*Aim of the task:* Identify the lines that contain the string "title" and report only how many there are.

── Dataset records ──

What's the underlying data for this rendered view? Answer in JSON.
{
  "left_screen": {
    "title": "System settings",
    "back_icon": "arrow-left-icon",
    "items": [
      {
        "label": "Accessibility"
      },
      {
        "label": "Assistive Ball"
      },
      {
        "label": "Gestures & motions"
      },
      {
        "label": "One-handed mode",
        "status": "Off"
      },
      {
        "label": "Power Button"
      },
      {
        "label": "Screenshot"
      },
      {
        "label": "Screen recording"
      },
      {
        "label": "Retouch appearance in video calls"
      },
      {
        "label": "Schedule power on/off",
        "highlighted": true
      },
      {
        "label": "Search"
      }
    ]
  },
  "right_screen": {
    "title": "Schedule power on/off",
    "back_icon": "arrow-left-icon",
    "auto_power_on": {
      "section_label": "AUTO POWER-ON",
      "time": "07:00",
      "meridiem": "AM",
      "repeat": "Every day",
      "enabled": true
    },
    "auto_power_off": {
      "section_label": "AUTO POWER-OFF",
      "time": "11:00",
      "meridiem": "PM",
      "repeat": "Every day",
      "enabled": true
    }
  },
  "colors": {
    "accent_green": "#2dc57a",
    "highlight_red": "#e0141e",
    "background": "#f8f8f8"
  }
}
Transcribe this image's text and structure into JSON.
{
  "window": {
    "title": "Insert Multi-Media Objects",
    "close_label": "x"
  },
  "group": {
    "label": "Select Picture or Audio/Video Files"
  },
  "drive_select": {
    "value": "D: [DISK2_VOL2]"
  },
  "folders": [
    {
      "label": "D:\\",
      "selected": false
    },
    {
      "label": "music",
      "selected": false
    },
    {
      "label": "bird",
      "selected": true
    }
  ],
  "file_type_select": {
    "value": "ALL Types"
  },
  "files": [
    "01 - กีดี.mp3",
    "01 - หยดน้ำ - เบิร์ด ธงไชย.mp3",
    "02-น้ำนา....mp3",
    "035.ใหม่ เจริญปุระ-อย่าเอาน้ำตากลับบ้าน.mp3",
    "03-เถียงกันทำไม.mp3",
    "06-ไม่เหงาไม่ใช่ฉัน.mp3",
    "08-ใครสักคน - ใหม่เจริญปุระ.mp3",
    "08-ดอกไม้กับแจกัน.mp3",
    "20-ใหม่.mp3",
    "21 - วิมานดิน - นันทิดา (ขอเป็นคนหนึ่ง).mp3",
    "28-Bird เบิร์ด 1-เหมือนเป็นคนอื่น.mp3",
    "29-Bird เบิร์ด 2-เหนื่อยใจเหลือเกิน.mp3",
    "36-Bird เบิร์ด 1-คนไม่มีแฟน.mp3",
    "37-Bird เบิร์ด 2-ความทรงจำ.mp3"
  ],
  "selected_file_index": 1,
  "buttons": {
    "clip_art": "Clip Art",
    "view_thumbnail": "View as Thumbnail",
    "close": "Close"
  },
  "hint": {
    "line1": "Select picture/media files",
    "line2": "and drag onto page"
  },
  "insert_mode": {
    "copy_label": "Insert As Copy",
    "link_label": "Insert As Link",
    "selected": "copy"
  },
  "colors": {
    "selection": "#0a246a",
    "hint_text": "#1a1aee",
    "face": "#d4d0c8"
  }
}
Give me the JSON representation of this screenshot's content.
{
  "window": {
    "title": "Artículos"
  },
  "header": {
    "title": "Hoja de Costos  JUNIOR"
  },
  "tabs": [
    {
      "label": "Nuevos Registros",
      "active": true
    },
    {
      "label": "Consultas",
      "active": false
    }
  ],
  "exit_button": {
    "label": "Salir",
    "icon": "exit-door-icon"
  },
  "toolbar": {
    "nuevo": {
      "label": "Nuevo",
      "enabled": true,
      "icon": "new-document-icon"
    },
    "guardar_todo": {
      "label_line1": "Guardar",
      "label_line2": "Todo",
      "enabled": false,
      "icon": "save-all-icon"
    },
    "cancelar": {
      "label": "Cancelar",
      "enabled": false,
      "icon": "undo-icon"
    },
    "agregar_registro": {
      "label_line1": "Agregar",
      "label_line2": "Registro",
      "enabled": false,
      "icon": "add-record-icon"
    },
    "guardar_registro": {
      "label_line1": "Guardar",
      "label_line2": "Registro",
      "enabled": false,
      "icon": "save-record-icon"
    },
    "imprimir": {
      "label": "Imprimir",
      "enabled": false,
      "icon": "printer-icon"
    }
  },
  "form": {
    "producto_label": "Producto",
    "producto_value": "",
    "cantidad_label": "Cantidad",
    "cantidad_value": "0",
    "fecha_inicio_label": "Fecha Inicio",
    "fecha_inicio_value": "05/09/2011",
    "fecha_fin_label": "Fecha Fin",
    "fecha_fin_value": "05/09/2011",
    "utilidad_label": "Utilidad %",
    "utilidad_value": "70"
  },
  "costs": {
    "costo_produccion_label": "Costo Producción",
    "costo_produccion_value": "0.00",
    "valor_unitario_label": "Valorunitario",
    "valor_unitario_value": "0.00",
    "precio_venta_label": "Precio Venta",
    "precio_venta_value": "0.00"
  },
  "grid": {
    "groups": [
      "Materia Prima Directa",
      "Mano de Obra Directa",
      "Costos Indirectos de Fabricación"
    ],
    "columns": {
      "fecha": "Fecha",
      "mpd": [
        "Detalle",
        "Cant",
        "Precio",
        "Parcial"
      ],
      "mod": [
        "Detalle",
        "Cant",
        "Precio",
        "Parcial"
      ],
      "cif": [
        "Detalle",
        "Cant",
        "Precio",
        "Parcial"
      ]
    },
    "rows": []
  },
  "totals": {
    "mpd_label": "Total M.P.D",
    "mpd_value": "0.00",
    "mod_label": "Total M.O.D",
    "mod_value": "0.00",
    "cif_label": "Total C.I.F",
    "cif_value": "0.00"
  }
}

───

*Solution for this task:* 5